(Stored data)
┄┄┄┄┄┄

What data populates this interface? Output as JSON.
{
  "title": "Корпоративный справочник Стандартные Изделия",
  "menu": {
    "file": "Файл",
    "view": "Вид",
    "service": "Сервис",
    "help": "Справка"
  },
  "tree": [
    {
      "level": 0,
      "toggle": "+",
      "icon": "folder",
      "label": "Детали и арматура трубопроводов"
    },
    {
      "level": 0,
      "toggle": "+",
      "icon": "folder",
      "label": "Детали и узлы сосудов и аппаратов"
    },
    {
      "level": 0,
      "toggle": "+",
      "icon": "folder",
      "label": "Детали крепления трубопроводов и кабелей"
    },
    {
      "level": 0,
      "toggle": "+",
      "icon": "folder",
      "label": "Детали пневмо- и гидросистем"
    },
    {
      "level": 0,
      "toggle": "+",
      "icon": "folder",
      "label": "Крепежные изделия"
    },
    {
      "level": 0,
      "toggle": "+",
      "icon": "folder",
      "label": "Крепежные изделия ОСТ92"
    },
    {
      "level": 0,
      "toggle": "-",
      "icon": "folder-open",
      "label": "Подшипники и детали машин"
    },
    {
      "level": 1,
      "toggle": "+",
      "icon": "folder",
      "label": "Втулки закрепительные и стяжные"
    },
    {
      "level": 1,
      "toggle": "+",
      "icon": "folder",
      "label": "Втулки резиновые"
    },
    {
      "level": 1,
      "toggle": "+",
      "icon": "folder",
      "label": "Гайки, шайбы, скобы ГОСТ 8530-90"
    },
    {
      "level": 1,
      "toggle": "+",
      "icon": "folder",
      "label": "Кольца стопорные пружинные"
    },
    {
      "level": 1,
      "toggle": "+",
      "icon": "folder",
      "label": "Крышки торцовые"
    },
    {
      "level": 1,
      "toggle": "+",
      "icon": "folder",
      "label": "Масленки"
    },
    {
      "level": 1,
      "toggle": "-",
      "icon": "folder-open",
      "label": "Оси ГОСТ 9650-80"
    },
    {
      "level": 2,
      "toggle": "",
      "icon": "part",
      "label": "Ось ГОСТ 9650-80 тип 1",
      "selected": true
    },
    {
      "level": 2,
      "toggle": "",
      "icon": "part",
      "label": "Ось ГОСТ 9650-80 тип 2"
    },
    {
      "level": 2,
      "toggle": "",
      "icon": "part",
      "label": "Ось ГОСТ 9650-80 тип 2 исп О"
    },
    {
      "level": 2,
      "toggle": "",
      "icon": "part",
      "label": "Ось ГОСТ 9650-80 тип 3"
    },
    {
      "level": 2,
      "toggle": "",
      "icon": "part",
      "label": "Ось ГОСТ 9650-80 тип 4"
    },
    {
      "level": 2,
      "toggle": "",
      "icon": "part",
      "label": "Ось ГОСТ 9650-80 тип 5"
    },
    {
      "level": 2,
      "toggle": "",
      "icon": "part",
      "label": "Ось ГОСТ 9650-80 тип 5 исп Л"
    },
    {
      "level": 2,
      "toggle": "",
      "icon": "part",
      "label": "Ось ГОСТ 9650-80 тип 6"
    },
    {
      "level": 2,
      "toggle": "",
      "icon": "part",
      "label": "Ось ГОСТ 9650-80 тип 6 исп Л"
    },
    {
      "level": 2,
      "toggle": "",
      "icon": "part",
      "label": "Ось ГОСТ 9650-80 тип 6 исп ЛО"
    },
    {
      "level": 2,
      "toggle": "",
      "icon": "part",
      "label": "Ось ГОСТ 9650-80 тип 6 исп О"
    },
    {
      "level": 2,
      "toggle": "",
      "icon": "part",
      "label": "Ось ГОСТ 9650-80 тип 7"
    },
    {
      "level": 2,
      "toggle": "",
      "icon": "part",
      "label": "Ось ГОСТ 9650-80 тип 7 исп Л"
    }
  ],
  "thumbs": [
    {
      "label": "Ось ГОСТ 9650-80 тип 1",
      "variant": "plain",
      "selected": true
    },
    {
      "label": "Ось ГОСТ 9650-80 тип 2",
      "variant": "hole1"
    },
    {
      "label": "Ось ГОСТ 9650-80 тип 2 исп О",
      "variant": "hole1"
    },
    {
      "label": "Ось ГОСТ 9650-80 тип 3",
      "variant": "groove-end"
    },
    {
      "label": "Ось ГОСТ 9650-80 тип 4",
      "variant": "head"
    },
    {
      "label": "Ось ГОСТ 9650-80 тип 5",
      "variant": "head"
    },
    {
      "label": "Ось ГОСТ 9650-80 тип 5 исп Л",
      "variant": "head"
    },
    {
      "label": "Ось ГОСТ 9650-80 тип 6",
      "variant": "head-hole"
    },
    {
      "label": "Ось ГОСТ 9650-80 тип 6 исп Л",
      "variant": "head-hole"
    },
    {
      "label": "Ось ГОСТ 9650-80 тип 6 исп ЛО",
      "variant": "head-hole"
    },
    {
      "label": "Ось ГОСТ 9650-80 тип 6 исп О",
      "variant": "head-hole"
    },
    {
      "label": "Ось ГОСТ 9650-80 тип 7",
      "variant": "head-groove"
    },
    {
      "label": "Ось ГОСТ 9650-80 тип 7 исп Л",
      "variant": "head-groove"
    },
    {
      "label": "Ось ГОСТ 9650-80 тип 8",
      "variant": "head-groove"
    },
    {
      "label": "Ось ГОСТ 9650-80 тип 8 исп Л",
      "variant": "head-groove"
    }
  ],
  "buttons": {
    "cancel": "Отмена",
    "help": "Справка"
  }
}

┄┄┄┄┄┄

- Your objective: Using the listing above, pick out each line that contains the word "Втулки", then copy it.

- Solution to this task:
      "label": "Втулки закрепительные и стяжные"
      "label": "Втулки резиновые"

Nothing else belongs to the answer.